What is required >> Output every record word for word.

Collected data entries:
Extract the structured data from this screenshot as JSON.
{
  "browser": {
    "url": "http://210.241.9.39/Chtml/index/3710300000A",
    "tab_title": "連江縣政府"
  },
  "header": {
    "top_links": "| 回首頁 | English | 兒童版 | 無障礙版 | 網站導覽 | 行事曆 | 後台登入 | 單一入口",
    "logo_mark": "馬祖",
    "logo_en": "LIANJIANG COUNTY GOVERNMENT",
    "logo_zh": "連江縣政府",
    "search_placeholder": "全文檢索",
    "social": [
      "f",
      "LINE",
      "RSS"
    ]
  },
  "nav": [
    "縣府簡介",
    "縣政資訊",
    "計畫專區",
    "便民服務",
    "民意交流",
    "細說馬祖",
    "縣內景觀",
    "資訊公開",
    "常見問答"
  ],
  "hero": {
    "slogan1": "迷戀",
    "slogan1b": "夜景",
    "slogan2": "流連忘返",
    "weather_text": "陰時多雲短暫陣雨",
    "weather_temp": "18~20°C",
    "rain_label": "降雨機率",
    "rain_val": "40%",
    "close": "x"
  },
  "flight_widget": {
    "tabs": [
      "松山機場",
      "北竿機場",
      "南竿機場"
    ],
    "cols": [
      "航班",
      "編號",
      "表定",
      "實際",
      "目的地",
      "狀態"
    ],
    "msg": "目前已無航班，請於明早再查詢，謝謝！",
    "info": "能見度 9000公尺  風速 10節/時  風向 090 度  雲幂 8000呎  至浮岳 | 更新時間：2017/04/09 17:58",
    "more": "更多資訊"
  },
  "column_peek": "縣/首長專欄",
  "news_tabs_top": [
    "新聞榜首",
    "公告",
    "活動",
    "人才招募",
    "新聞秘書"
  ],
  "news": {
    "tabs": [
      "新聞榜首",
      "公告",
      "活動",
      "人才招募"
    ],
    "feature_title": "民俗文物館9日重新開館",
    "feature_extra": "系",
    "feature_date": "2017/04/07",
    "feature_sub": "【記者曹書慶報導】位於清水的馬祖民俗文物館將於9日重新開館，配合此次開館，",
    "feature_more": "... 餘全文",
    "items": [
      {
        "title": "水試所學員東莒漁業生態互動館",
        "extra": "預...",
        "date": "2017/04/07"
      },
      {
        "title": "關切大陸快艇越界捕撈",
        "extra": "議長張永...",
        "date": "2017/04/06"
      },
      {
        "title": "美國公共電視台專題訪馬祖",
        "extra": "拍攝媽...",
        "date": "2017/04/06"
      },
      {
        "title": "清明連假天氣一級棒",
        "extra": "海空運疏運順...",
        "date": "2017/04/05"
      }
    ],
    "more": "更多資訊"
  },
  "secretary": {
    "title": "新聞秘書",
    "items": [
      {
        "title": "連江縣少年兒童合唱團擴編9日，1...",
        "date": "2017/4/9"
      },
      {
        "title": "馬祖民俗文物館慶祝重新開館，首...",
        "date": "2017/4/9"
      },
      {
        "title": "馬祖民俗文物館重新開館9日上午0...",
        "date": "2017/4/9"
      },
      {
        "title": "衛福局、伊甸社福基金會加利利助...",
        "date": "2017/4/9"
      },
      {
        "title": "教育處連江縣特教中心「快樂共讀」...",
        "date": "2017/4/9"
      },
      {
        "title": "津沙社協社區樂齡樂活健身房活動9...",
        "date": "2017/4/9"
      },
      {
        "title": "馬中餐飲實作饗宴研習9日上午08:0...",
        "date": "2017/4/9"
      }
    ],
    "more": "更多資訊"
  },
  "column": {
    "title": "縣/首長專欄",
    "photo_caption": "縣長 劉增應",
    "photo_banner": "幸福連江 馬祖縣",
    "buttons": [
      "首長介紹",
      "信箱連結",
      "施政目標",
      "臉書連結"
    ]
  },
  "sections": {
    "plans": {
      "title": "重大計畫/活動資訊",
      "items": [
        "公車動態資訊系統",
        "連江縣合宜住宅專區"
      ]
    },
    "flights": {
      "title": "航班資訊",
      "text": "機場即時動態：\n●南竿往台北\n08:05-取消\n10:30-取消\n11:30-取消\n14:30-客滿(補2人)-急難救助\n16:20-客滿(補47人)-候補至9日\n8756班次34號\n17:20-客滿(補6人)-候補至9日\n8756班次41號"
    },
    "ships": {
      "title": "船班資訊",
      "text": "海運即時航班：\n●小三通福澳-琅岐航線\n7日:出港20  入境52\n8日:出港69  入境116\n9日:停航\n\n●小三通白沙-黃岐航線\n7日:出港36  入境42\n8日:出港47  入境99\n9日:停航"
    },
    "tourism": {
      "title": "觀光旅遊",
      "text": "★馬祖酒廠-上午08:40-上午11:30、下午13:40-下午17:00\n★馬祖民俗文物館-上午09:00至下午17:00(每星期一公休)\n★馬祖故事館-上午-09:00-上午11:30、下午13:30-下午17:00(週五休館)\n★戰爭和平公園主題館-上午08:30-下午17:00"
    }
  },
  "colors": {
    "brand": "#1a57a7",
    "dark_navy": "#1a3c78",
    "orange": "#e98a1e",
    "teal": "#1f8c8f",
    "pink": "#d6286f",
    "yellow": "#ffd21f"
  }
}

Task result >>
Extract the structured data from this screenshot as JSON.
{
  "browser": {
    "url": "http://210.241.9.39/Chtml/index/3710300000A",
    "tab_title": "連江縣政府"
  },
  "header": {
    "top_links": "| 回首頁 | English | 兒童版 | 無障礙版 | 網站導覽 | 行事曆 | 後台登入 | 單一入口",
    "logo_mark": "馬祖",
    "logo_en": "LIANJIANG COUNTY GOVERNMENT",
    "logo_zh": "連江縣政府",
    "search_placeholder": "全文檢索",
    "social": [
      "f",
      "LINE",
      "RSS"
    ]
  },
  "nav": [
    "縣府簡介",
    "縣政資訊",
    "計畫專區",
    "便民服務",
    "民意交流",
    "細說馬祖",
    "縣內景觀",
    "資訊公開",
    "常見問答"
  ],
  "hero": {
    "slogan1": "迷戀",
    "slogan1b": "夜景",
    "slogan2": "流連忘返",
    "weather_text": "陰時多雲短暫陣雨",
    "weather_temp": "18~20°C",
    "rain_label": "降雨機率",
    "rain_val": "40%",
    "close": "x"
  },
  "flight_widget": {
    "tabs": [
      "松山機場",
      "北竿機場",
      "南竿機場"
    ],
    "cols": [
      "航班",
      "編號",
      "表定",
      "實際",
      "目的地",
      "狀態"
    ],
    "msg": "目前已無航班，請於明早再查詢，謝謝！",
    "info": "能見度 9000公尺  風速 10節/時  風向 090 度  雲幂 8000呎  至浮岳 | 更新時間：2017/04/09 17:58",
    "more": "更多資訊"
  },
  "column_peek": "縣/首長專欄",
  "news_tabs_top": [
    "新聞榜首",
    "公告",
    "活動",
    "人才招募",
    "新聞秘書"
  ],
  "news": {
    "tabs": [
      "新聞榜首",
      "公告",
      "活動",
      "人才招募"
    ],
    "feature_title": "民俗文物館9日重新開館",
    "feature_extra": "系",
    "feature_date": "2017/04/07",
    "feature_sub": "【記者曹書慶報導】位於清水的馬祖民俗文物館將於9日重新開館，配合此次開館，",
    "feature_more": "... 餘全文",
    "items": [
      {
        "title": "水試所學員東莒漁業生態互動館",
        "extra": "預...",
        "date": "2017/04/07"
      },
      {
        "title": "關切大陸快艇越界捕撈",
        "extra": "議長張永...",
        "date": "2017/04/06"
      },
      {
        "title": "美國公共電視台專題訪馬祖",
        "extra": "拍攝媽...",
        "date": "2017/04/06"
      },
      {
        "title": "清明連假天氣一級棒",
        "extra": "海空運疏運順...",
        "date": "2017/04/05"
      }
    ],
    "more": "更多資訊"
  },
  "secretary": {
    "title": "新聞秘書",
    "items": [
      {
        "title": "連江縣少年兒童合唱團擴編9日，1...",
        "date": "2017/4/9"
      },
      {
        "title": "馬祖民俗文物館慶祝重新開館，首...",
        "date": "2017/4/9"
      },
      {
        "title": "馬祖民俗文物館重新開館9日上午0...",
        "date": "2017/4/9"
      },
      {
        "title": "衛福局、伊甸社福基金會加利利助...",
        "date": "2017/4/9"
      },
      {
        "title": "教育處連江縣特教中心「快樂共讀」...",
        "date": "2017/4/9"
      },
      {
        "title": "津沙社協社區樂齡樂活健身房活動9...",
        "date": "2017/4/9"
      },
      {
        "title": "馬中餐飲實作饗宴研習9日上午08:0...",
        "date": "2017/4/9"
      }
    ],
    "more": "更多資訊"
  },
  "column": {
    "title": "縣/首長專欄",
    "photo_caption": "縣長 劉增應",
    "photo_banner": "幸福連江 馬祖縣",
    "buttons": [
      "首長介紹",
      "信箱連結",
      "施政目標",
      "臉書連結"
    ]
  },
  "sections": {
    "plans": {
      "title": "重大計畫/活動資訊",
      "items": [
        "公車動態資訊系統",
        "連江縣合宜住宅專區"
      ]
    },
    "flights": {
      "title": "航班資訊",
      "text": "機場即時動態：\n●南竿往台北\n08:05-取消\n10:30-取消\n11:30-取消\n14:30-客滿(補2人)-急難救助\n16:20-客滿(補47人)-候補至9日\n8756班次34號\n17:20-客滿(補6人)-候補至9日\n8756班次41號"
    },
    "ships": {
      "title": "船班資訊",
      "text": "海運即時航班：\n●小三通福澳-琅岐航線\n7日:出港20  入境52\n8日:出港69  入境116\n9日:停航\n\n●小三通白沙-黃岐航線\n7日:出港36  入境42\n8日:出港47  入境99\n9日:停航"
    },
    "tourism": {
      "title": "觀光旅遊",
      "text": "★馬祖酒廠-上午08:40-上午11:30、下午13:40-下午17:00\n★馬祖民俗文物館-上午09:00至下午17:00(每星期一公休)\n★馬祖故事館-上午-09:00-上午11:30、下午13:30-下午17:00(週五休館)\n★戰爭和平公園主題館-上午08:30-下午17:00"
    }
  },
  "colors": {
    "brand": "#1a57a7",
    "dark_navy": "#1a3c78",
    "orange": "#e98a1e",
    "teal": "#1f8c8f",
    "pink": "#d6286f",
    "yellow": "#ffd21f"
  }
}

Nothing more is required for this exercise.